Element and coordinate records:
□ □ □ □
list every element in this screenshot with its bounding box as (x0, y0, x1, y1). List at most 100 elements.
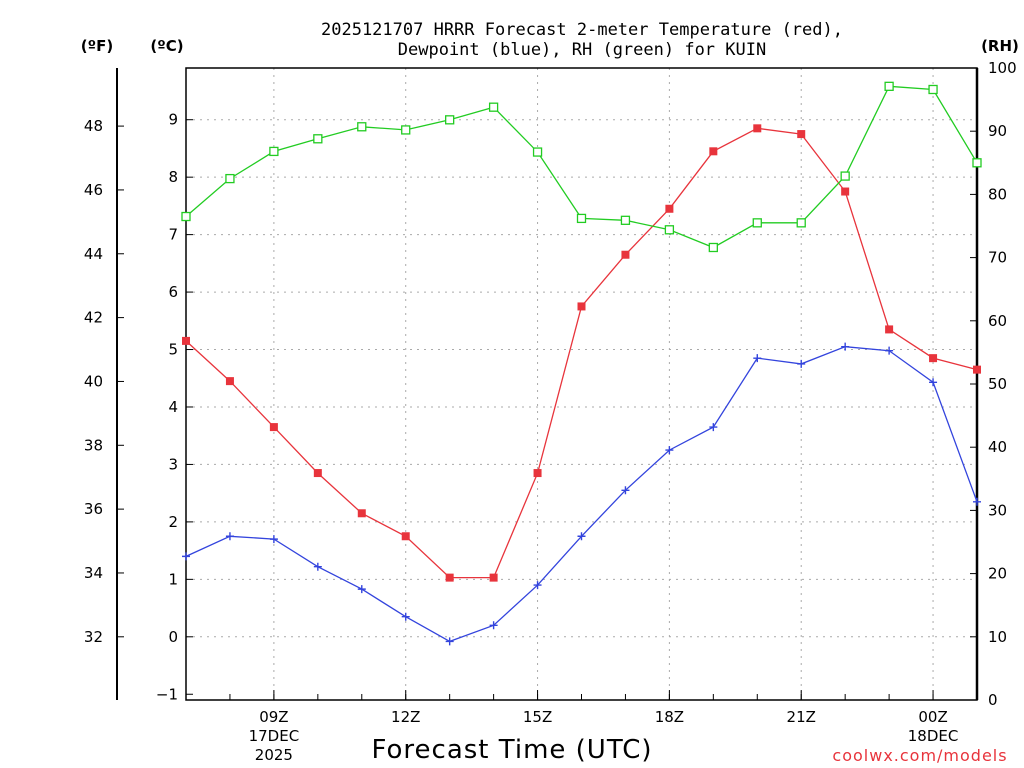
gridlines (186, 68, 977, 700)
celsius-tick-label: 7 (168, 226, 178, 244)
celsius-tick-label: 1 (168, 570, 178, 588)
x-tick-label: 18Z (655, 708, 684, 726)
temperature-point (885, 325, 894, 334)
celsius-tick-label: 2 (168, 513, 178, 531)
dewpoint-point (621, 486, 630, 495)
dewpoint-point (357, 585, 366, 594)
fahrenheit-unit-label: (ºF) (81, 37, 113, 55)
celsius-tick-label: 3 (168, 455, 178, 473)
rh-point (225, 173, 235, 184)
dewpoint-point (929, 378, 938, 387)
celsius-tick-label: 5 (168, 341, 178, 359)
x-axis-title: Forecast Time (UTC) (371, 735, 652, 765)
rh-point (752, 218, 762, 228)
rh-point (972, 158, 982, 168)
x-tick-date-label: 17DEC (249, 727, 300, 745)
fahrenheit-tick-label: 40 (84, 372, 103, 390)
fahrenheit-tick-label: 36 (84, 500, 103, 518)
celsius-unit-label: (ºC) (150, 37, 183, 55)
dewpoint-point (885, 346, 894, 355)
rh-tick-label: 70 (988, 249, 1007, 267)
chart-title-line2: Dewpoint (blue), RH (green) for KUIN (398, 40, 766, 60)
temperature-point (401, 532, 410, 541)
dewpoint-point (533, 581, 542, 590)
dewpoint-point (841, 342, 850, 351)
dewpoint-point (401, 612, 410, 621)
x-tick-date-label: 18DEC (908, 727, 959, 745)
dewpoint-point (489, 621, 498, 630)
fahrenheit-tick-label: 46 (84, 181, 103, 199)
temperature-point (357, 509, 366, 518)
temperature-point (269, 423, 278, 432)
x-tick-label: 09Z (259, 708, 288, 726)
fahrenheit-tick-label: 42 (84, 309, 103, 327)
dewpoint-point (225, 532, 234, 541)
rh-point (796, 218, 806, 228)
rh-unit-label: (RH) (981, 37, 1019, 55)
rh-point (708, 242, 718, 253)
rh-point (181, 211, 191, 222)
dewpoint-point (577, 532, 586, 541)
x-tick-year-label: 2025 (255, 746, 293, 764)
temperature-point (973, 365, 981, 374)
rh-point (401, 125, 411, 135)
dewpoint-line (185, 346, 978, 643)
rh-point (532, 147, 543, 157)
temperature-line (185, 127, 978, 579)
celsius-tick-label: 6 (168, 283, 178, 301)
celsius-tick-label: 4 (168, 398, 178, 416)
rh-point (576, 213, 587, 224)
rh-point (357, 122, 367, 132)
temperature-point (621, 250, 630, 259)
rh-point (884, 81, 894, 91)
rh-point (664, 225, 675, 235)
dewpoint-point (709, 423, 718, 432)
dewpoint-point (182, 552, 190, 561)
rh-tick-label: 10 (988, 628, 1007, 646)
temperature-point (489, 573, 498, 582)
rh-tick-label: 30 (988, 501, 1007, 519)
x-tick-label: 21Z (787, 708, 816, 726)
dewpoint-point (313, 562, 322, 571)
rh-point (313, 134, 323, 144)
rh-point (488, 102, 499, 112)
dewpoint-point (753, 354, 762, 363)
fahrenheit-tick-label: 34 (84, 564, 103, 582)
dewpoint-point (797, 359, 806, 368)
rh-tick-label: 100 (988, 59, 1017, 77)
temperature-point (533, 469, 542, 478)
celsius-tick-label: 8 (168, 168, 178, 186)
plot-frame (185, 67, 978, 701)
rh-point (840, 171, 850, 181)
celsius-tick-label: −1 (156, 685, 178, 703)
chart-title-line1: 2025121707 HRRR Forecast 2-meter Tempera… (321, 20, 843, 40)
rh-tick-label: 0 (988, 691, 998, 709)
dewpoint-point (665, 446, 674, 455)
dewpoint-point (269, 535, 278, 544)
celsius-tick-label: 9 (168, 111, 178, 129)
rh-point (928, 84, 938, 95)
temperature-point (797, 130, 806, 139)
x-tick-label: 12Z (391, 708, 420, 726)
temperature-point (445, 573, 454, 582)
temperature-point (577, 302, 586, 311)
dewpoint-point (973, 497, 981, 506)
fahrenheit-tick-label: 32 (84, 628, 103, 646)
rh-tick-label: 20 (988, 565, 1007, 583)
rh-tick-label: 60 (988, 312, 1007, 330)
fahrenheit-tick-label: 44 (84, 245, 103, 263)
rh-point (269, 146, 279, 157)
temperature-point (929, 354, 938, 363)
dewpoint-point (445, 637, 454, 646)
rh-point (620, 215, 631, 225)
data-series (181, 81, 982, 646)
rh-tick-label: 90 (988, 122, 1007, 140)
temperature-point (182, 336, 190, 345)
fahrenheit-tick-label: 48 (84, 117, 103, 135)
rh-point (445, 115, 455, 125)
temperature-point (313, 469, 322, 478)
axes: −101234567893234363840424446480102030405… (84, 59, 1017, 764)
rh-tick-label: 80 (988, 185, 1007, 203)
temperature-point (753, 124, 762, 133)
□ □ □ □
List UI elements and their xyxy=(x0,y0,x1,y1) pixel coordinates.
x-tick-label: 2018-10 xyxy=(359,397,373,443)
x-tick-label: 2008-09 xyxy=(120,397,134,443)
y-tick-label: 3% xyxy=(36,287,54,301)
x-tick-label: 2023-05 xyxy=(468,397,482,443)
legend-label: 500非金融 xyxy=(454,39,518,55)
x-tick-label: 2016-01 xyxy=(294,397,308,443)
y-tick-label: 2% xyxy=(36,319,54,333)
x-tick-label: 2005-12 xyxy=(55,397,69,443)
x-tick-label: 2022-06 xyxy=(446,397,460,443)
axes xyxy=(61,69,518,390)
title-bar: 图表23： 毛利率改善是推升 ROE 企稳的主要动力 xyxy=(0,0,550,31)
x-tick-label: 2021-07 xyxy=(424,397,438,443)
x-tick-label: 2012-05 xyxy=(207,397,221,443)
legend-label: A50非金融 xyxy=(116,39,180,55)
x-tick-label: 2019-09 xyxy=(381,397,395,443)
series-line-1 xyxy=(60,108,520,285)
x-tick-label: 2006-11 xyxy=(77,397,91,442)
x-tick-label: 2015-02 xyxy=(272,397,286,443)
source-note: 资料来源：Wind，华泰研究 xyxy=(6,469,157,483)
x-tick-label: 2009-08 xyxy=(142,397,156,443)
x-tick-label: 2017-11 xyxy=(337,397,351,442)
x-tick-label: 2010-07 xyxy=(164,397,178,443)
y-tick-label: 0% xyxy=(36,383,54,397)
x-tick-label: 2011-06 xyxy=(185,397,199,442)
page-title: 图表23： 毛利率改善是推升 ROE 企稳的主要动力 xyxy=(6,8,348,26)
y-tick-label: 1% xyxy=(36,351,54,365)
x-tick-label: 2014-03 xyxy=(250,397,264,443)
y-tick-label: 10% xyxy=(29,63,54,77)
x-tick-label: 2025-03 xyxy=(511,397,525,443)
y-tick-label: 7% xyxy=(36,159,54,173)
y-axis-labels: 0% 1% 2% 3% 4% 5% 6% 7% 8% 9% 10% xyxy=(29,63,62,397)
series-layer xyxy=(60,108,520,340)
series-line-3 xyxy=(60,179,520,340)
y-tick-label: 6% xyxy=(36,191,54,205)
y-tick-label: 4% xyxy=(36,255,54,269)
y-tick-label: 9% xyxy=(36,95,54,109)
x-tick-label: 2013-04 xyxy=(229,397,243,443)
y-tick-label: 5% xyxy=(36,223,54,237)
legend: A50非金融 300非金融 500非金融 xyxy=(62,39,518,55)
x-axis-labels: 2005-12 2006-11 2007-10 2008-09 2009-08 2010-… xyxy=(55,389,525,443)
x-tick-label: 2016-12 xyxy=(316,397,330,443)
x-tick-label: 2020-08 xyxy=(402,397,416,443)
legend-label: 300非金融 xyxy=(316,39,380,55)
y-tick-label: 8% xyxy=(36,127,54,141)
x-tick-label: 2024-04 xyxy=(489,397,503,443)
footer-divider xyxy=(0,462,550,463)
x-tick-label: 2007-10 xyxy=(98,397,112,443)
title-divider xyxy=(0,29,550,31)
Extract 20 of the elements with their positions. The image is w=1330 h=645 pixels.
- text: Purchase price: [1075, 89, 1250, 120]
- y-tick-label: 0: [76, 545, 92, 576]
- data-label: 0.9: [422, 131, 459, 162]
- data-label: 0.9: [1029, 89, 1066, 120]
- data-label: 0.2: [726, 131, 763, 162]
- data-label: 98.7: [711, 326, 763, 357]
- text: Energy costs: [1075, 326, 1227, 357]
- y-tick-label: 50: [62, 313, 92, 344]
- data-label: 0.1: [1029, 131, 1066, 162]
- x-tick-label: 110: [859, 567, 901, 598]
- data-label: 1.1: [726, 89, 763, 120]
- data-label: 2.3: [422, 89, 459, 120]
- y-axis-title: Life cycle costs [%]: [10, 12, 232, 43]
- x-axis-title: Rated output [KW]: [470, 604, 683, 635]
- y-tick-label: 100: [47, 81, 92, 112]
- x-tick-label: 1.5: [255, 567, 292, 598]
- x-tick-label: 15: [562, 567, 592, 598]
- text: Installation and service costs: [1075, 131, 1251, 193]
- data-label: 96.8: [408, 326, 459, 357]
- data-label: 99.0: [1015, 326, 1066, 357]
□ □ □ □
> _EXERCISE AIM_: Lay out the lines of the records as a Markdown table with the columns Row and Line, from the line containing "gridlines (186, 68, 977, 700)" through the line containing "celsius-unit-label: (ºC) (150, 37, 183, 55)", both included and blank lines omitted.

> _WORKED ANSWER_:
| Row | Line |
|---|---|
| 1 | gridlines (186, 68, 977, 700) |
| 2 | celsius-tick-label: 7 (168, 226, 178, 244) |
| 3 | celsius-tick-label: 1 (168, 570, 178, 588) |
| 4 | x-tick-label: 18Z (655, 708, 684, 726) |
| 5 | temperature-point (885, 325, 894, 334) |
| 6 | celsius-tick-label: 2 (168, 513, 178, 531) |
| 7 | dewpoint-point (621, 486, 630, 495) |
| 8 | dewpoint-point (357, 585, 366, 594) |
| 9 | fahrenheit-unit-label: (ºF) (81, 37, 113, 55) |
| 10 | celsius-tick-label: 3 (168, 455, 178, 473) |
| 11 | rh-point (225, 173, 235, 184) |
| 12 | dewpoint-point (929, 378, 938, 387) |
| 13 | celsius-tick-label: 5 (168, 341, 178, 359) |
| 14 | x-axis-title: Forecast Time (UTC) (371, 735, 652, 765) |
| 15 | rh-point (752, 218, 762, 228) |
| 16 | rh-point (972, 158, 982, 168) |
| 17 | x-tick-date-label: 17DEC (249, 727, 300, 745) |
| 18 | fahrenheit-tick-label: 40 (84, 372, 103, 390) |
| 19 | fahrenheit-tick-label: 36 (84, 500, 103, 518) |
| 20 | celsius-unit-label: (ºC) (150, 37, 183, 55) |